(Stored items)
-=-=-

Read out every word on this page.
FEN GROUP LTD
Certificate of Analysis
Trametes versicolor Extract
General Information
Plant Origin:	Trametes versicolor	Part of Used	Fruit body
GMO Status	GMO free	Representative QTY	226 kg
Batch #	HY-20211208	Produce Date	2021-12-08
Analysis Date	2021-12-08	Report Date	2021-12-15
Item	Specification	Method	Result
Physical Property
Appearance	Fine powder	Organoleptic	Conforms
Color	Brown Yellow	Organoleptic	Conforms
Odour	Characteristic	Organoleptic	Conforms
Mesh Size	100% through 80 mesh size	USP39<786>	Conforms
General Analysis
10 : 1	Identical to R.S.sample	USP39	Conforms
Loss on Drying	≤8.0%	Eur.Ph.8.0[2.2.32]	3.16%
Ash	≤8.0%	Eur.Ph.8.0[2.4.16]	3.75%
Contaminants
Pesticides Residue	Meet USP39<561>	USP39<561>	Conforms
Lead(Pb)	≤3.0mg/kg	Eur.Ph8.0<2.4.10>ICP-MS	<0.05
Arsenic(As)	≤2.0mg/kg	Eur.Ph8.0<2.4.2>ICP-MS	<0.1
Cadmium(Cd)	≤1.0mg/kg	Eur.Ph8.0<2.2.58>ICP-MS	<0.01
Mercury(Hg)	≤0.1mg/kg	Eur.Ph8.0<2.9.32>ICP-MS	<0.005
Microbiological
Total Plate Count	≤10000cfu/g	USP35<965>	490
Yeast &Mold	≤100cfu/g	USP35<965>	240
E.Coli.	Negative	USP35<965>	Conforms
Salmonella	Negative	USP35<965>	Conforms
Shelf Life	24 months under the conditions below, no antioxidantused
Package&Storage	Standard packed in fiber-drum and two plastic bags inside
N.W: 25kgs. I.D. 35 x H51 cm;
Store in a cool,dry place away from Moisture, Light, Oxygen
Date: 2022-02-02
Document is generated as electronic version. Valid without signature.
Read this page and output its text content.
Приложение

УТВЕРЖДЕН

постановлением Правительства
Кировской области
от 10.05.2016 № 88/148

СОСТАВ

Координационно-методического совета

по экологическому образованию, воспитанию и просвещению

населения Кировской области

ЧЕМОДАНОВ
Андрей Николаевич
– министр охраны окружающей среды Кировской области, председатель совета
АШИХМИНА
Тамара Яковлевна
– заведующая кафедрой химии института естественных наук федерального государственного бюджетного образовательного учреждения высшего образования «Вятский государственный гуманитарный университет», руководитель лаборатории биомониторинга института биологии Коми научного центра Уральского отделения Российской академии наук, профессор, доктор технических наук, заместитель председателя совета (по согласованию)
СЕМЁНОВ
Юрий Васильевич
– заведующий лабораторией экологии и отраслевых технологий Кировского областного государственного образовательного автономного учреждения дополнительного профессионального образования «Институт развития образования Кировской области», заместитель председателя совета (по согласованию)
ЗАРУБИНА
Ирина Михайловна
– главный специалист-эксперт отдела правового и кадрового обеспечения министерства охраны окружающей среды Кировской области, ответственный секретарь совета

-=-=-

• [Your instructions]
In the listing above, find the line containing "Read this page and output its text content.", then reproduce it and each line after it through the end, exactly and with nothing added.

• [Result of this exercise]
Read this page and output its text content.
Приложение

УТВЕРЖДЕН

постановлением Правительства
Кировской области
от 10.05.2016 № 88/148

СОСТАВ

Координационно-методического совета

по экологическому образованию, воспитанию и просвещению

населения Кировской области

ЧЕМОДАНОВ
Андрей Николаевич
– министр охраны окружающей среды Кировской области, председатель совета
АШИХМИНА
Тамара Яковлевна
– заведующая кафедрой химии института естественных наук федерального государственного бюджетного образовательного учреждения высшего образования «Вятский государственный гуманитарный университет», руководитель лаборатории биомониторинга института биологии Коми научного центра Уральского отделения Российской академии наук, профессор, доктор технических наук, заместитель председателя совета (по согласованию)
СЕМЁНОВ
Юрий Васильевич
– заведующий лабораторией экологии и отраслевых технологий Кировского областного государственного образовательного автономного учреждения дополнительного профессионального образования «Институт развития образования Кировской области», заместитель председателя совета (по согласованию)
ЗАРУБИНА
Ирина Михайловна
– главный специалист-эксперт отдела правового и кадрового обеспечения министерства охраны окружающей среды Кировской области, ответственный секретарь совета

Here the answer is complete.